# Start of RECORDED INFORMATION

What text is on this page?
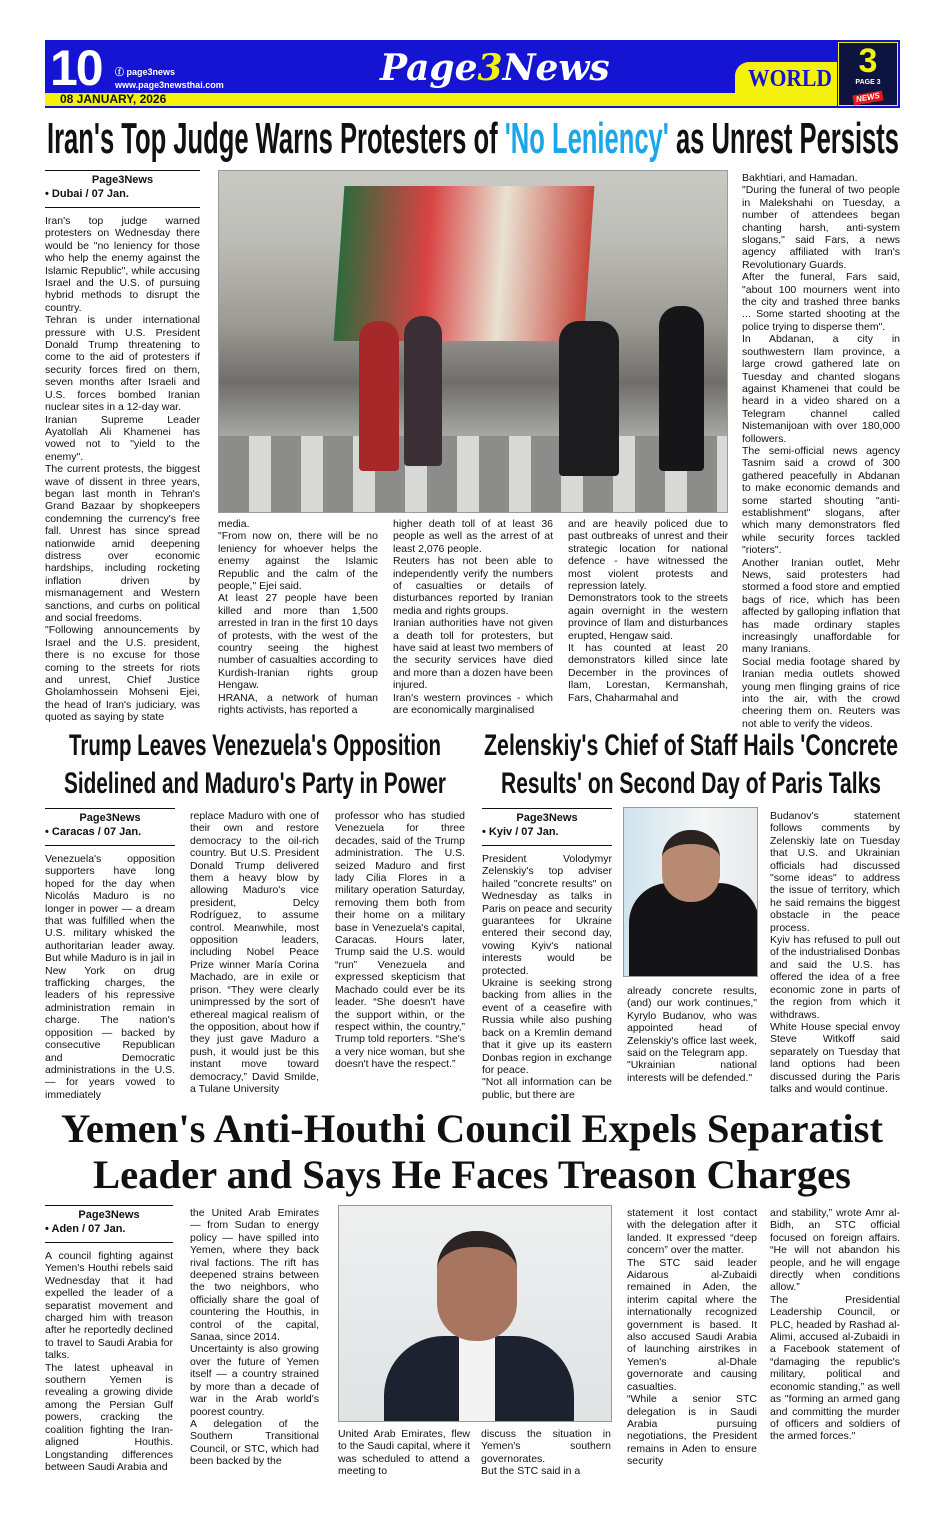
10 ⓕ page3news
www.page3newsthai.com
08 JANUARY, 2026
Page3News	WORLD 3
PAGE 3
NEWS
Iran's Top Judge Warns Protesters of 'No Leniency' as Unrest Persists
Page3News
• Dubai / 07 Jan.

Iran's top judge warned protesters on Wednesday there would be "no leniency for those who help the enemy against the Islamic Republic", while accusing Israel and the U.S. of pursuing hybrid methods to disrupt the country.

Tehran is under international pressure with U.S. President Donald Trump threatening to come to the aid of protesters if security forces fired on them, seven months after Israeli and U.S. forces bombed Iranian nuclear sites in a 12-day war.

Iranian Supreme Leader Ayatollah Ali Khamenei has vowed not to "yield to the enemy".

The current protests, the biggest wave of dissent in three years, began last month in Tehran's Grand Bazaar by shopkeepers condemning the currency's free fall. Unrest has since spread nationwide amid deepening distress over economic hardships, including rocketing inflation driven by mismanagement and Western sanctions, and curbs on political and social freedoms.

"Following announcements by Israel and the U.S. president, there is no excuse for those coming to the streets for riots and unrest, Chief Justice Gholamhossein Mohseni Ejei, the head of Iran's judiciary, was quoted as saying by state

media.

"From now on, there will be no leniency for whoever helps the enemy against the Islamic Republic and the calm of the people," Ejei said.

At least 27 people have been killed and more than 1,500 arrested in Iran in the first 10 days of protests, with the west of the country seeing the highest number of casualties according to Kurdish-Iranian rights group Hengaw.

HRANA, a network of human rights activists, has reported a

higher death toll of at least 36 people as well as the arrest of at least 2,076 people.

Reuters has not been able to independently verify the numbers of casualties or details of disturbances reported by Iranian media and rights groups.

Iranian authorities have not given a death toll for protesters, but have said at least two members of the security services have died and more than a dozen have been injured.

Iran's western provinces - which are economically marginalised

and are heavily policed due to past outbreaks of unrest and their strategic location for national defence - have witnessed the most violent protests and repression lately.

Demonstrators took to the streets again overnight in the western province of Ilam and disturbances erupted, Hengaw said.

It has counted at least 20 demonstrators killed since late December in the provinces of Ilam, Lorestan, Kermanshah, Fars, Chaharmahal and

Bakhtiari, and Hamadan.

"During the funeral of two people in Malekshahi on Tuesday, a number of attendees began chanting harsh, anti-system slogans," said Fars, a news agency affiliated with Iran's Revolutionary Guards.

After the funeral, Fars said, "about 100 mourners went into the city and trashed three banks ... Some started shooting at the police trying to disperse them".

In Abdanan, a city in southwestern Ilam province, a large crowd gathered late on Tuesday and chanted slogans against Khamenei that could be heard in a video shared on a Telegram channel called Nistemanijoan with over 180,000 followers.

The semi-official news agency Tasnim said a crowd of 300 gathered peacefully in Abdanan to make economic demands and some started shouting "anti-establishment" slogans, after which many demonstrators fled while security forces tackled "rioters".

Another Iranian outlet, Mehr News, said protesters had stormed a food store and emptied bags of rice, which has been affected by galloping inflation that has made ordinary staples increasingly unaffordable for many Iranians.

Social media footage shared by Iranian media outlets showed young men flinging grains of rice into the air, with the crowd cheering them on. Reuters was not able to verify the videos.

Trump Leaves Venezuela's Opposition
Sidelined and Maduro's Party in Power
Page3News
• Caracas / 07 Jan.

Venezuela's opposition supporters have long hoped for the day when Nicolás Maduro is no longer in power — a dream that was fulfilled when the U.S. military whisked the authoritarian leader away. But while Maduro is in jail in New York on drug trafficking charges, the leaders of his repressive administration remain in charge. The nation's opposition — backed by consecutive Republican and Democratic administrations in the U.S. — for years vowed to immediately

replace Maduro with one of their own and restore democracy to the oil-rich country. But U.S. President Donald Trump delivered them a heavy blow by allowing Maduro's vice president, Delcy Rodríguez, to assume control. Meanwhile, most opposition leaders, including Nobel Peace Prize winner María Corina Machado, are in exile or prison. “They were clearly unimpressed by the sort of ethereal magical realism of the opposition, about how if they just gave Maduro a push, it would just be this instant move toward democracy,” David Smilde, a Tulane University

professor who has studied Venezuela for three decades, said of the Trump administration. The U.S. seized Maduro and first lady Cilia Flores in a military operation Saturday, removing them both from their home on a military base in Venezuela's capital, Caracas. Hours later, Trump said the U.S. would “run” Venezuela and expressed skepticism that Machado could ever be its leader. “She doesn't have the support within, or the respect within, the country,” Trump told reporters. “She's a very nice woman, but she doesn't have the respect.”

Zelenskiy's Chief of Staff Hails 'Concrete
Results' on Second Day of Paris Talks
Page3News
• Kyiv / 07 Jan.

President Volodymyr Zelenskiy's top adviser hailed "concrete results" on Wednesday as talks in Paris on peace and security guarantees for Ukraine entered their second day, vowing Kyiv's national interests would be protected.

Ukraine is seeking strong backing from allies in the event of a ceasefire with Russia while also pushing back on a Kremlin demand that it give up its eastern Donbas region in exchange for peace.

"Not all information can be public, but there are

already concrete results, (and) our work continues," Kyrylo Budanov, who was appointed head of Zelenskiy's office last week, said on the Telegram app.

"Ukrainian national interests will be defended."

Budanov's statement follows comments by Zelenskiy late on Tuesday that U.S. and Ukrainian officials had discussed "some ideas" to address the issue of territory, which he said remains the biggest obstacle in the peace process.

Kyiv has refused to pull out of the industrialised Donbas and said the U.S. has offered the idea of a free economic zone in parts of the region from which it withdraws.

White House special envoy Steve Witkoff said separately on Tuesday that land options had been discussed during the Paris talks and would continue.

Yemen's Anti-Houthi Council Expels Separatist
Leader and Says He Faces Treason Charges
Page3News
• Aden / 07 Jan.

A council fighting against Yemen's Houthi rebels said Wednesday that it had expelled the leader of a separatist movement and charged him with treason after he reportedly declined to travel to Saudi Arabia for talks.

The latest upheaval in southern Yemen is revealing a growing divide among the Persian Gulf powers, cracking the coalition fighting the Iran-aligned Houthis. Longstanding differences between Saudi Arabia and

the United Arab Emirates — from Sudan to energy policy — have spilled into Yemen, where they back rival factions. The rift has deepened strains between the two neighbors, who officially share the goal of countering the Houthis, in control of the capital, Sanaa, since 2014.

Uncertainty is also growing over the future of Yemen itself — a country strained by more than a decade of war in the Arab world's poorest country.

A delegation of the Southern Transitional Council, or STC, which had been backed by the

United Arab Emirates, flew to the Saudi capital, where it was scheduled to attend a meeting to

discuss the situation in Yemen's southern governorates.

But the STC said in a

statement it lost contact with the delegation after it landed. It expressed “deep concern” over the matter.

The STC said leader Aidarous al-Zubaidi remained in Aden, the interim capital where the internationally recognized government is based. It also accused Saudi Arabia of launching airstrikes in Yemen's al-Dhale governorate and causing casualties.

“While a senior STC delegation is in Saudi Arabia pursuing negotiations, the President remains in Aden to ensure security

and stability,” wrote Amr al-Bidh, an STC official focused on foreign affairs. “He will not abandon his people, and he will engage directly when conditions allow.”

The Presidential Leadership Council, or PLC, headed by Rashad al-Alimi, accused al-Zubaidi in a Facebook statement of “damaging the republic's military, political and economic standing,” as well as "forming an armed gang and committing the murder of officers and soldiers of the armed forces."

# End of RECORDED INFORMATION

▶ WHAT THIS TASK INVOLVES: Pick out lines containing the word "Khamenei", each one as written.

▶ REPLY TO THE TASK:
Iranian Supreme Leader Ayatollah Ali Khamenei has vowed not to "yield to the enemy".
In Abdanan, a city in southwestern Ilam province, a large crowd gathered late on Tuesday and chanted slogans against Khamenei that could be heard in a video shared on a Telegram channel called Nistemanijoan with over 180,000 followers.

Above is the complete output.